#### Extract provided
━━━━━━━━━━
Splunk Search

Historic average of last 30 days

JeusTheHun
New Member

I have a type of event that happens about 20 times a day. Each event carry a numeric value. Meaning is found in the sum of this value for each day.

To be able to compare the current day sum, I want an average of this sum, for the past 30 days. But not only that, I want a historic of this average sum for each span of past 30 days from now.

We are the 10/5, I want to see the average of the daily sum for 10/05 -> 09/05, 09/05 -> 08/05, 08/05 -> 07/05 , etc for the past 6 months.

So far I've done this :

sourcetype=BatchLog name=OperationInsertionBatchJob entitiesProcessed > 0 | bucket _time span=day | stats sum(entitiesProcessed) AS totalEntitiesProcessed BY _time | eval kTotalEntitiesProcessed = totalEntitiesProcessed / 1000 | timechart avg(kTotalEntitiesProcessed) span=30d

Back to reality, I only have data since a few days ago, so the result should only show me one metric : the last 30 days.
But unfortunately, as we are the 10/05, it shows me a value for 2017-09-29 and for 2017-08-30.

The time interval I selected is from now to last 6 months, no snap-to/now

Tags (1)
0 Karma

DalJeanis
SplunkTrust
SplunkTrust

Try this ...
━━━━━━━━━━
#### Input data
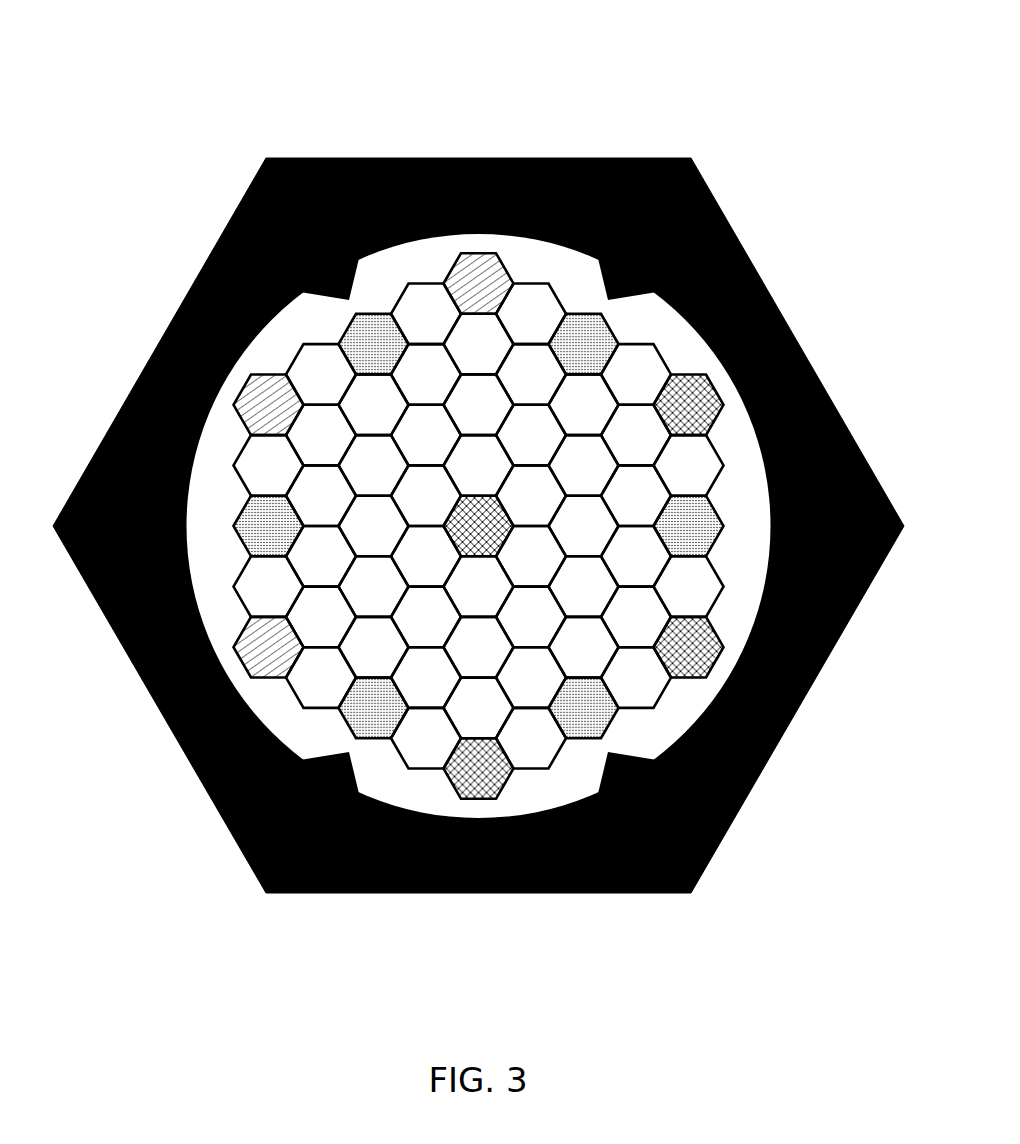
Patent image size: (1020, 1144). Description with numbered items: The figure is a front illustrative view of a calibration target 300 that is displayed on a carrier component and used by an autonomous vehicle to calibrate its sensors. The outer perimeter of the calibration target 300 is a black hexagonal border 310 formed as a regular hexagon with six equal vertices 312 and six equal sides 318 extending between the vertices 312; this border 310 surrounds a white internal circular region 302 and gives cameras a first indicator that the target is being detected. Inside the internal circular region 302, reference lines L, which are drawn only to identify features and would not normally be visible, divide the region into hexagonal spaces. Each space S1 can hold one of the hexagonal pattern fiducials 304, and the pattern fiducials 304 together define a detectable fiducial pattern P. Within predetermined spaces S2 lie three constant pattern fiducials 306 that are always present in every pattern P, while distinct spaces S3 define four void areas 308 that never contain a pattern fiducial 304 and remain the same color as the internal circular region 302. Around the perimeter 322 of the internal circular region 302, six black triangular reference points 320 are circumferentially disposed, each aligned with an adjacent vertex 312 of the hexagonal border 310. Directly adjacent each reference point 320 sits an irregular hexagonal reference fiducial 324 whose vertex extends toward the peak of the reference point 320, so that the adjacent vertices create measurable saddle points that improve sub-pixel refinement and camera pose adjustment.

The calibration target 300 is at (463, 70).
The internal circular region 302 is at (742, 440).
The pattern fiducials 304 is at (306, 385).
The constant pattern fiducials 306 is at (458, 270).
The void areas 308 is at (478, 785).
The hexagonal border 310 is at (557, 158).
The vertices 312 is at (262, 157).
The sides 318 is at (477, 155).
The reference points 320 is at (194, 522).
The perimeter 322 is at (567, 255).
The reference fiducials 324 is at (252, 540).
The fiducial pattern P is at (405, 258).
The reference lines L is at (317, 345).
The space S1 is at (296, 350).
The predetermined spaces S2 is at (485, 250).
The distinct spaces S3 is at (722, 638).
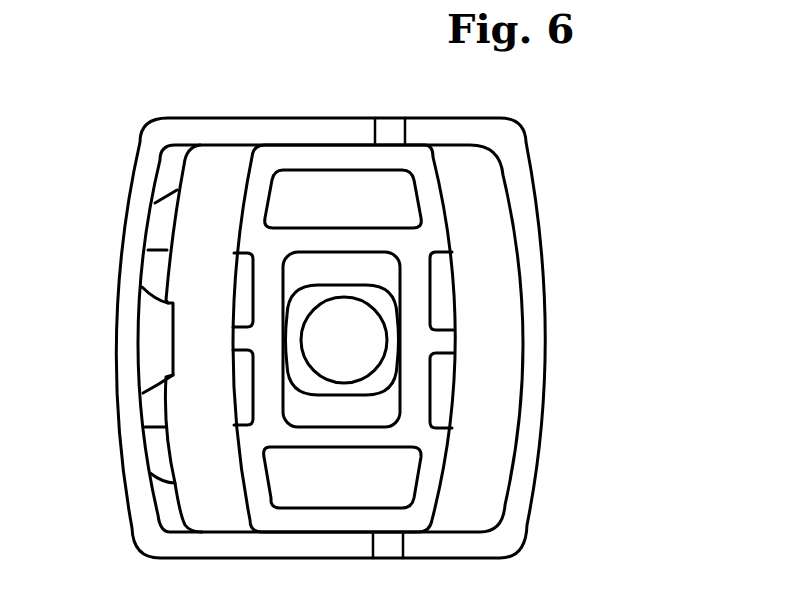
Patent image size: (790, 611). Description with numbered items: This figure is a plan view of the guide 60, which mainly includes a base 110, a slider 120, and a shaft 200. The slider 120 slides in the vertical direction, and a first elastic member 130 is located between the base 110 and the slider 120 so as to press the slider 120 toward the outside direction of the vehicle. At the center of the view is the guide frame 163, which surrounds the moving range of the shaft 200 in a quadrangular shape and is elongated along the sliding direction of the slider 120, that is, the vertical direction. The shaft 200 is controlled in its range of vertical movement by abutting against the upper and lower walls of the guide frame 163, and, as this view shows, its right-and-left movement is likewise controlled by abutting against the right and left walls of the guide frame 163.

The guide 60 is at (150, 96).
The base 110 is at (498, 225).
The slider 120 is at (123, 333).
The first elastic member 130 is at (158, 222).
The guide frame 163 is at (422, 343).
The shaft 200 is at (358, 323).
━━━━━━━━━━
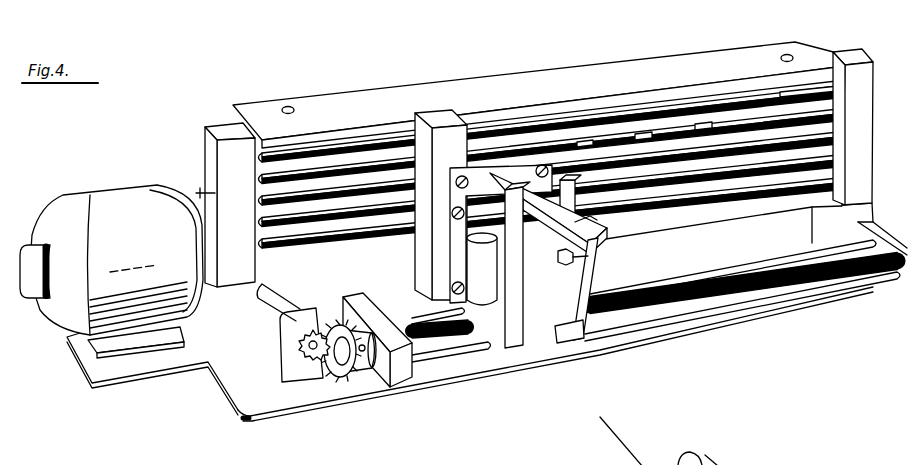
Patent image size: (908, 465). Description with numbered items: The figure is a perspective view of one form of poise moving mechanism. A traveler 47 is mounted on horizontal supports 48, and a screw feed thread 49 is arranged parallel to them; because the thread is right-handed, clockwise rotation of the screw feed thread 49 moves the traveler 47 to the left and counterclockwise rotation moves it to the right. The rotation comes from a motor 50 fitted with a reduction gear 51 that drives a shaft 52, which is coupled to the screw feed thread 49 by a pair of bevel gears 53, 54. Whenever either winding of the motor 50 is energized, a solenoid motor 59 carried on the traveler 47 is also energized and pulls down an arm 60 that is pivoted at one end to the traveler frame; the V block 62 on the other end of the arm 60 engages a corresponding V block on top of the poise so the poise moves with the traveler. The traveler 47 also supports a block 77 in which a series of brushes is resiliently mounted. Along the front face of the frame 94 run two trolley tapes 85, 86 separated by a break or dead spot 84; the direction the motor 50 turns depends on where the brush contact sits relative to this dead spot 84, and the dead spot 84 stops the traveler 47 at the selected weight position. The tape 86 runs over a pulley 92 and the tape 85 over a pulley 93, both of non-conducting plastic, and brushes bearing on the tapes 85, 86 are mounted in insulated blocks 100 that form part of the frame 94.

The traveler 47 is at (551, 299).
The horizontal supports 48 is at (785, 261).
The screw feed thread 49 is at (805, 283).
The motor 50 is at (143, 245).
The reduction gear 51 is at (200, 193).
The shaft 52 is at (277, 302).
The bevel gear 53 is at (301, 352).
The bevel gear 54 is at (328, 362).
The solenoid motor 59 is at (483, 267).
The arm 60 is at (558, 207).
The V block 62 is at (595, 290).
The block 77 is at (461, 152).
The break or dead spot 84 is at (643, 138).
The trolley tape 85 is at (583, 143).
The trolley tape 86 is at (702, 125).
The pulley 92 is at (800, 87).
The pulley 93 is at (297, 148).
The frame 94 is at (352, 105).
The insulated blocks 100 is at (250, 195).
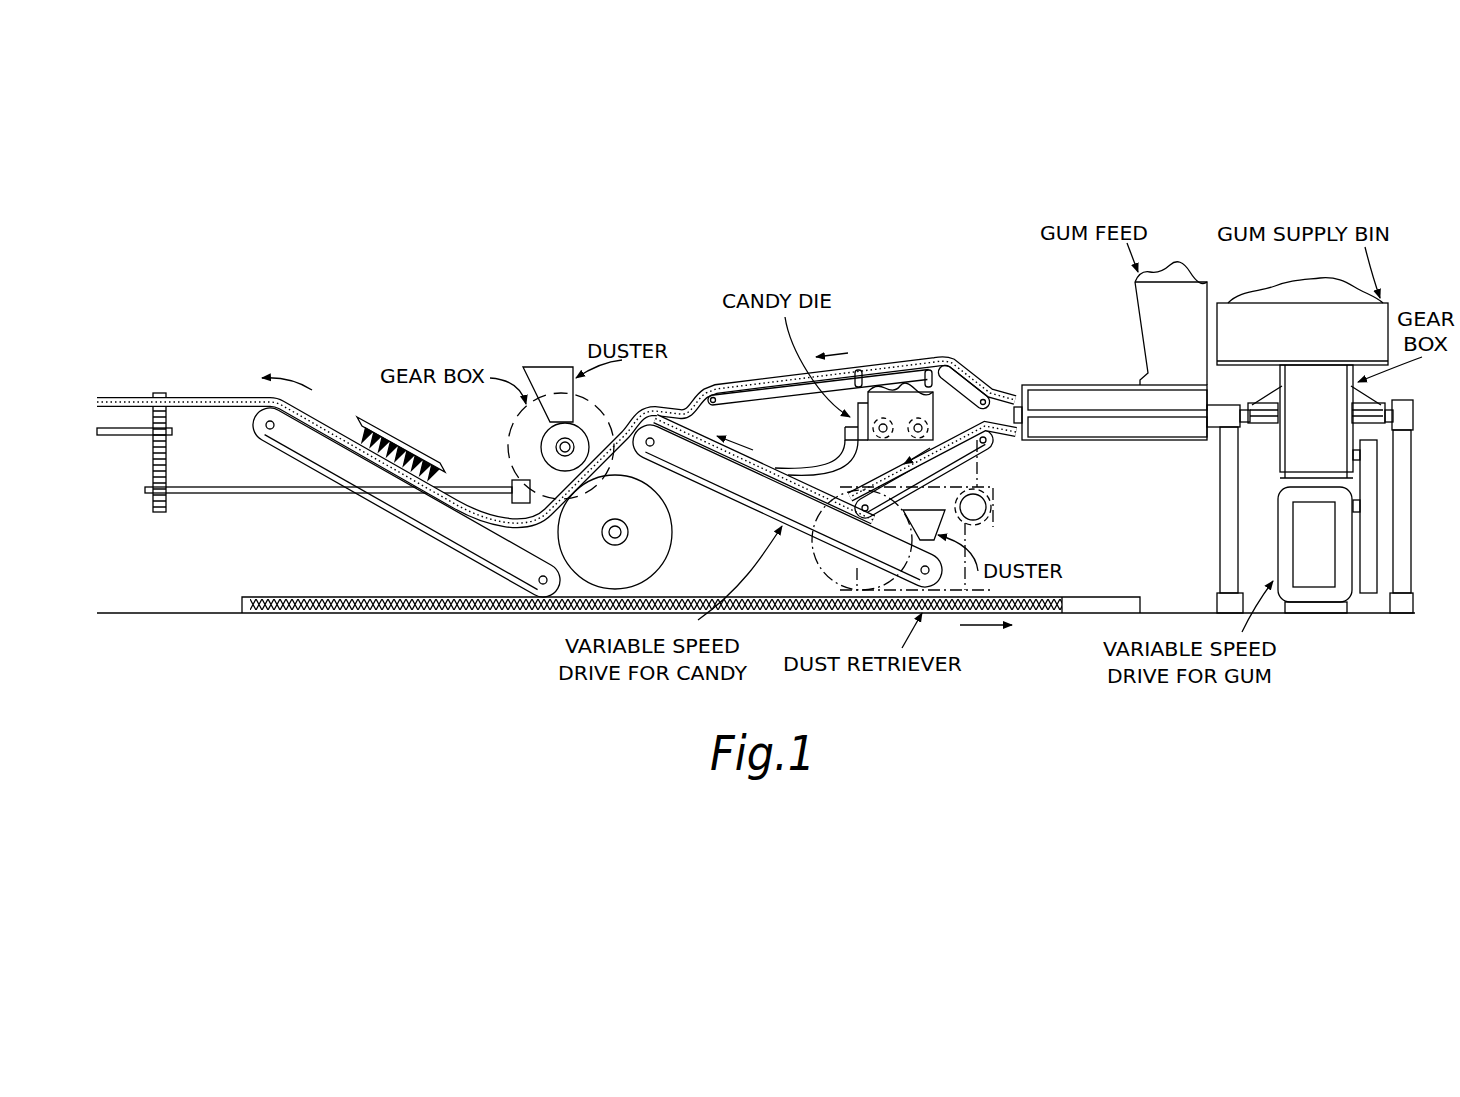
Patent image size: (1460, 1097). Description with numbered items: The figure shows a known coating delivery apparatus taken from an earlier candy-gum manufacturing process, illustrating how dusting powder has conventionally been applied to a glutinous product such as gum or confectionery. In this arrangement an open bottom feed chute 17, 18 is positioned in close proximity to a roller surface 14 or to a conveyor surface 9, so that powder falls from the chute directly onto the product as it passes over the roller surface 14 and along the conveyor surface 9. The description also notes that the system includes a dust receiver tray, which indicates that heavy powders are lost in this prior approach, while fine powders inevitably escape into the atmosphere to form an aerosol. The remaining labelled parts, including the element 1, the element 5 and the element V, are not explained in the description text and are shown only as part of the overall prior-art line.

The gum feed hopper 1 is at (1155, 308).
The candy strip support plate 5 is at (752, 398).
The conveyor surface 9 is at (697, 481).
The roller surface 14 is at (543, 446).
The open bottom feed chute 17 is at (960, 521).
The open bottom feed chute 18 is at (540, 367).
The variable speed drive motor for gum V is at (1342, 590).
━━━━━━━━━━
#### Directives
[1] Which lines in the records contain the word "member"? Pick out each one, and treat uppercase and lowercase as different.
[2] Carry the Splunk thread on averaging daily sums over 30-day spans forward from its last line.
The Splunk thread and the records are unrelated material.

#### Set of answers
[1]
Patent image size: (790, 611). Description with numbered items: This figure is a plan view of the guide 60, which mainly includes a base 110, a slider 120, and a shaft 200. The slider 120 slides in the vertical direction, and a first elastic member 130 is located between the base 110 and the slider 120 so as to press the slider 120 toward the outside direction of the vehicle. At the center of the view is the guide frame 163, which surrounds the moving range of the shaft 200 in a quadrangular shape and is elongated along the sliding direction of the slider 120, that is, the vertical direction. The shaft 200 is controlled in its range of vertical movement by abutting against the upper and lower walls of the guide frame 163, and, as this view shows, its right-and-left movement is likewise controlled by abutting against the right and left walls of the guide frame 163.
The first elastic member 130 is at (158, 222).

[2]
sourcetype=BatchLog name=OperationInsertionBatchJob entitiesProcessed > 0 
| bucket _time span=day 
| stats sum(entitiesProcessed) AS TEP BY _time 
| eval KTEP = TEP / 1000 
| streamstats count as DaysInPeriod avg(KTEP) as avgKTEP window=30

That gives you the 30 day average on every day. If you want to cut it down to only one record per 30 day increment, then you can do something like this:

| eventstats max(_time) as maxtime
| where (  (maxtime-_time) % (86400*30) = 0)
0 Karma

JeusTheHun
New Member

I've added | timechart first(avgKTEP) to be able to draw a chart of it.

To be able to chart the speed of each event ( entitiesProcess / duration ), I've written down this :

sourcetype=BatchLog name=OperationInsertionBatchJob entitiesProcessed > 0 
 | bucket _time span=day 
 | eval timeStart = strptime(date, "%+")
 | eval timeEnd = strptime(endDate, "%+")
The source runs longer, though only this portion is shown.